- Data for this task:
━━━━━━━━━━━━━━━━━━━━
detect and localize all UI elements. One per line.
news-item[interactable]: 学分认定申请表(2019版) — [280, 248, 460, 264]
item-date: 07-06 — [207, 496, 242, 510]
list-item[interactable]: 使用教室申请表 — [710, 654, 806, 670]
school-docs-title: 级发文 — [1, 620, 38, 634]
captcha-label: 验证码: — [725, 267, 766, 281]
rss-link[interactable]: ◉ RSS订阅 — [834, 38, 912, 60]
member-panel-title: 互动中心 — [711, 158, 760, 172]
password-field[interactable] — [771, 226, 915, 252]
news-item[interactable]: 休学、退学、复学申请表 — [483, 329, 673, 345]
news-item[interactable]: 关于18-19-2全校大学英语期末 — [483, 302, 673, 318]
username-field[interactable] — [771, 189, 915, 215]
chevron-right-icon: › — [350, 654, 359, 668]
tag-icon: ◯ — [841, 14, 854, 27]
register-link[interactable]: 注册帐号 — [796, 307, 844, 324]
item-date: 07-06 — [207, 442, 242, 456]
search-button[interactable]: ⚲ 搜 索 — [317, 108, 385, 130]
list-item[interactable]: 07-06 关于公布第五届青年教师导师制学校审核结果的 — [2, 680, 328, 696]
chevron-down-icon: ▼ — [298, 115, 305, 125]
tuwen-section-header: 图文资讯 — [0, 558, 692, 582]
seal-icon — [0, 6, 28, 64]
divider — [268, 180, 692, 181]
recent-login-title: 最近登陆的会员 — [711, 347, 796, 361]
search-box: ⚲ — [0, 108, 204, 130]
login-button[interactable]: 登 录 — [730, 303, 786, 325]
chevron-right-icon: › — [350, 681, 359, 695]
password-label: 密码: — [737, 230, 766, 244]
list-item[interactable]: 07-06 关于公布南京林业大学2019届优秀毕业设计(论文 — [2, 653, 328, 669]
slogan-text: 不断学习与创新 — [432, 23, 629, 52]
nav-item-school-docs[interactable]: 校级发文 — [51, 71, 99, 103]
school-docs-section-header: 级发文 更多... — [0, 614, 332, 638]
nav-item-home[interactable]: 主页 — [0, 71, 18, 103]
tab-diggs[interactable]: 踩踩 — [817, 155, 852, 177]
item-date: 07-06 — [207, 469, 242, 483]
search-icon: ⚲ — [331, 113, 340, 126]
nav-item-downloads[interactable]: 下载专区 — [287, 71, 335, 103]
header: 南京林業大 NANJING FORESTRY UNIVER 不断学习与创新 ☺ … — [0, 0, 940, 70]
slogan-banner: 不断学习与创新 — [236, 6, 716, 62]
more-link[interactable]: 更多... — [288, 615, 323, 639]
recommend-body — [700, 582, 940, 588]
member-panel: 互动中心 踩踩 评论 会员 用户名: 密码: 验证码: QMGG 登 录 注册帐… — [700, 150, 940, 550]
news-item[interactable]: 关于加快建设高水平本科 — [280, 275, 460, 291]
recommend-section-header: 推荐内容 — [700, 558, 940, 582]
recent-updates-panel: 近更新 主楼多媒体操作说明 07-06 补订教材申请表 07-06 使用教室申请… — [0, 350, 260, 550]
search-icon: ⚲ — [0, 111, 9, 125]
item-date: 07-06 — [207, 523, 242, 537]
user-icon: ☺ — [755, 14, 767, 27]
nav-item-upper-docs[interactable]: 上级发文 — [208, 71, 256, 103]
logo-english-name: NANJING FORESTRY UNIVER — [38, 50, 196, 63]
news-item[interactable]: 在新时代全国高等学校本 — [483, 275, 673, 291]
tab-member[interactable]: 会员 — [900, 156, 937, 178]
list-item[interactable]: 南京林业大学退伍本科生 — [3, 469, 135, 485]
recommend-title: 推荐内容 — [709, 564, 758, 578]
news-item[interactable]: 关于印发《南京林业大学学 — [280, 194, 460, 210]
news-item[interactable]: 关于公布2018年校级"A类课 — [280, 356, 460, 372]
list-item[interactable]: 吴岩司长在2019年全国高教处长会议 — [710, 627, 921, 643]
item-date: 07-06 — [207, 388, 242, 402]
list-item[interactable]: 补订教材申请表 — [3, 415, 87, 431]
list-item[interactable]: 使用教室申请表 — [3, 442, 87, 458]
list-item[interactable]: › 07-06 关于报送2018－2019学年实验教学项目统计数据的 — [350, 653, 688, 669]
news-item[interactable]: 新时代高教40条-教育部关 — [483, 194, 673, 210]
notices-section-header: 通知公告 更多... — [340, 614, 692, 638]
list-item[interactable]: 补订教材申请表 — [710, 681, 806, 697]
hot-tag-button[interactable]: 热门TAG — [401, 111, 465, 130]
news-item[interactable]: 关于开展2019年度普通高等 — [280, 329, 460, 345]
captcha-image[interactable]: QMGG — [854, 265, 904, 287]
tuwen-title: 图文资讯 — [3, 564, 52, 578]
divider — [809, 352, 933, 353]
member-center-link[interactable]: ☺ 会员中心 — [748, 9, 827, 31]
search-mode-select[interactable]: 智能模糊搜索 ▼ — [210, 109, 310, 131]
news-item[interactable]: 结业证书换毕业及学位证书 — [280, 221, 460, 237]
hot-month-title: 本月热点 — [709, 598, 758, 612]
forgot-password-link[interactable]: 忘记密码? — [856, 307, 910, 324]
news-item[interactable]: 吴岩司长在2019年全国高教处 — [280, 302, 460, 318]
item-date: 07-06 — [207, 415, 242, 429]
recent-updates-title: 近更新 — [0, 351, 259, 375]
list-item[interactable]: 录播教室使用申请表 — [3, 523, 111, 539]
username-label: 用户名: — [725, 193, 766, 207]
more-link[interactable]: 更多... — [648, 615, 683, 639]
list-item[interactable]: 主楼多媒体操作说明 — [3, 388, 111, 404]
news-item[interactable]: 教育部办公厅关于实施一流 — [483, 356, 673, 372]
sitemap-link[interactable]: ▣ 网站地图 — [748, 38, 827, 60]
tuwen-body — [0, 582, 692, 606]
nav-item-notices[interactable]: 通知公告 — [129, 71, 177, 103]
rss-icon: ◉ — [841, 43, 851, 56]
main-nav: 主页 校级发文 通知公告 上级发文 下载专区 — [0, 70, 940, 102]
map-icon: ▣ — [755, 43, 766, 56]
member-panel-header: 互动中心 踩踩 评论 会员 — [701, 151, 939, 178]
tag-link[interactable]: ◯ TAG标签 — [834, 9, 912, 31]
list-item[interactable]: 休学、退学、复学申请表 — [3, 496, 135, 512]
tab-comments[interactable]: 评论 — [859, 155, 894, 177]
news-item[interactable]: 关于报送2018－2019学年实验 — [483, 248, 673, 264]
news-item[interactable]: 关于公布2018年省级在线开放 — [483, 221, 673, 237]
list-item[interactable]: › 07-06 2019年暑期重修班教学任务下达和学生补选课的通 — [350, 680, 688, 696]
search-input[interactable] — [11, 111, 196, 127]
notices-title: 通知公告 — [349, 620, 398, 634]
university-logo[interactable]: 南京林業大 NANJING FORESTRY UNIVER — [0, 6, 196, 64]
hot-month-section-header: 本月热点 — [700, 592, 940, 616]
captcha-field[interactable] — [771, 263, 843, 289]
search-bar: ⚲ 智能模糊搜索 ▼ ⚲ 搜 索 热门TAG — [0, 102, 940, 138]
━━━━━━━━━━━━━━━━━━━━
Copy every line above verbatim, from the first to the last, without altering anything.

- Solution below:
detect and localize all UI elements. One per line.
news-item[interactable]: 学分认定申请表(2019版) — [280, 248, 460, 264]
item-date: 07-06 — [207, 496, 242, 510]
list-item[interactable]: 使用教室申请表 — [710, 654, 806, 670]
school-docs-title: 级发文 — [1, 620, 38, 634]
captcha-label: 验证码: — [725, 267, 766, 281]
rss-link[interactable]: ◉ RSS订阅 — [834, 38, 912, 60]
member-panel-title: 互动中心 — [711, 158, 760, 172]
password-field[interactable] — [771, 226, 915, 252]
news-item[interactable]: 休学、退学、复学申请表 — [483, 329, 673, 345]
news-item[interactable]: 关于18-19-2全校大学英语期末 — [483, 302, 673, 318]
username-field[interactable] — [771, 189, 915, 215]
chevron-right-icon: › — [350, 654, 359, 668]
tag-icon: ◯ — [841, 14, 854, 27]
register-link[interactable]: 注册帐号 — [796, 307, 844, 324]
item-date: 07-06 — [207, 442, 242, 456]
search-button[interactable]: ⚲ 搜 索 — [317, 108, 385, 130]
list-item[interactable]: 07-06 关于公布第五届青年教师导师制学校审核结果的 — [2, 680, 328, 696]
chevron-down-icon: ▼ — [298, 115, 305, 125]
tuwen-section-header: 图文资讯 — [0, 558, 692, 582]
seal-icon — [0, 6, 28, 64]
divider — [268, 180, 692, 181]
recent-login-title: 最近登陆的会员 — [711, 347, 796, 361]
search-box: ⚲ — [0, 108, 204, 130]
login-button[interactable]: 登 录 — [730, 303, 786, 325]
chevron-right-icon: › — [350, 681, 359, 695]
password-label: 密码: — [737, 230, 766, 244]
list-item[interactable]: 07-06 关于公布南京林业大学2019届优秀毕业设计(论文 — [2, 653, 328, 669]
slogan-text: 不断学习与创新 — [432, 23, 629, 52]
nav-item-school-docs[interactable]: 校级发文 — [51, 71, 99, 103]
school-docs-section-header: 级发文 更多... — [0, 614, 332, 638]
nav-item-home[interactable]: 主页 — [0, 71, 18, 103]
tab-diggs[interactable]: 踩踩 — [817, 155, 852, 177]
item-date: 07-06 — [207, 469, 242, 483]
search-icon: ⚲ — [331, 113, 340, 126]
nav-item-downloads[interactable]: 下载专区 — [287, 71, 335, 103]
header: 南京林業大 NANJING FORESTRY UNIVER 不断学习与创新 ☺ … — [0, 0, 940, 70]
slogan-banner: 不断学习与创新 — [236, 6, 716, 62]
more-link[interactable]: 更多... — [288, 615, 323, 639]
recommend-body — [700, 582, 940, 588]
member-panel: 互动中心 踩踩 评论 会员 用户名: 密码: 验证码: QMGG 登 录 注册帐… — [700, 150, 940, 550]
news-item[interactable]: 关于加快建设高水平本科 — [280, 275, 460, 291]
recommend-section-header: 推荐内容 — [700, 558, 940, 582]
recent-updates-panel: 近更新 主楼多媒体操作说明 07-06 补订教材申请表 07-06 使用教室申请… — [0, 350, 260, 550]
search-icon: ⚲ — [0, 111, 9, 125]
item-date: 07-06 — [207, 523, 242, 537]
user-icon: ☺ — [755, 14, 767, 27]
nav-item-upper-docs[interactable]: 上级发文 — [208, 71, 256, 103]
logo-english-name: NANJING FORESTRY UNIVER — [38, 50, 196, 63]
news-item[interactable]: 在新时代全国高等学校本 — [483, 275, 673, 291]
tab-member[interactable]: 会员 — [900, 156, 937, 178]
list-item[interactable]: 南京林业大学退伍本科生 — [3, 469, 135, 485]
recommend-title: 推荐内容 — [709, 564, 758, 578]
news-item[interactable]: 关于印发《南京林业大学学 — [280, 194, 460, 210]
news-item[interactable]: 关于公布2018年校级"A类课 — [280, 356, 460, 372]
list-item[interactable]: 吴岩司长在2019年全国高教处长会议 — [710, 627, 921, 643]
item-date: 07-06 — [207, 388, 242, 402]
list-item[interactable]: 补订教材申请表 — [3, 415, 87, 431]
list-item[interactable]: 使用教室申请表 — [3, 442, 87, 458]
list-item[interactable]: › 07-06 关于报送2018－2019学年实验教学项目统计数据的 — [350, 653, 688, 669]
news-item[interactable]: 新时代高教40条-教育部关 — [483, 194, 673, 210]
notices-section-header: 通知公告 更多... — [340, 614, 692, 638]
list-item[interactable]: 补订教材申请表 — [710, 681, 806, 697]
hot-tag-button[interactable]: 热门TAG — [401, 111, 465, 130]
news-item[interactable]: 关于开展2019年度普通高等 — [280, 329, 460, 345]
captcha-image[interactable]: QMGG — [854, 265, 904, 287]
tuwen-title: 图文资讯 — [3, 564, 52, 578]
divider — [809, 352, 933, 353]
member-center-link[interactable]: ☺ 会员中心 — [748, 9, 827, 31]
search-mode-select[interactable]: 智能模糊搜索 ▼ — [210, 109, 310, 131]
news-item[interactable]: 结业证书换毕业及学位证书 — [280, 221, 460, 237]
hot-month-title: 本月热点 — [709, 598, 758, 612]
forgot-password-link[interactable]: 忘记密码? — [856, 307, 910, 324]
news-item[interactable]: 吴岩司长在2019年全国高教处 — [280, 302, 460, 318]
item-date: 07-06 — [207, 415, 242, 429]
recent-updates-title: 近更新 — [0, 351, 259, 375]
list-item[interactable]: 录播教室使用申请表 — [3, 523, 111, 539]
username-label: 用户名: — [725, 193, 766, 207]
more-link[interactable]: 更多... — [648, 615, 683, 639]
list-item[interactable]: 主楼多媒体操作说明 — [3, 388, 111, 404]
news-item[interactable]: 教育部办公厅关于实施一流 — [483, 356, 673, 372]
sitemap-link[interactable]: ▣ 网站地图 — [748, 38, 827, 60]
tuwen-body — [0, 582, 692, 606]
nav-item-notices[interactable]: 通知公告 — [129, 71, 177, 103]
rss-icon: ◉ — [841, 43, 851, 56]
main-nav: 主页 校级发文 通知公告 上级发文 下载专区 — [0, 70, 940, 102]
map-icon: ▣ — [755, 43, 766, 56]
member-panel-header: 互动中心 踩踩 评论 会员 — [701, 151, 939, 178]
tag-link[interactable]: ◯ TAG标签 — [834, 9, 912, 31]
list-item[interactable]: 休学、退学、复学申请表 — [3, 496, 135, 512]
tab-comments[interactable]: 评论 — [859, 155, 894, 177]
news-item[interactable]: 关于报送2018－2019学年实验 — [483, 248, 673, 264]
news-item[interactable]: 关于公布2018年省级在线开放 — [483, 221, 673, 237]
list-item[interactable]: › 07-06 2019年暑期重修班教学任务下达和学生补选课的通 — [350, 680, 688, 696]
search-input[interactable] — [11, 111, 196, 127]
notices-title: 通知公告 — [349, 620, 398, 634]
university-logo[interactable]: 南京林業大 NANJING FORESTRY UNIVER — [0, 6, 196, 64]
hot-month-section-header: 本月热点 — [700, 592, 940, 616]
captcha-field[interactable] — [771, 263, 843, 289]
search-bar: ⚲ 智能模糊搜索 ▼ ⚲ 搜 索 热门TAG — [0, 102, 940, 138]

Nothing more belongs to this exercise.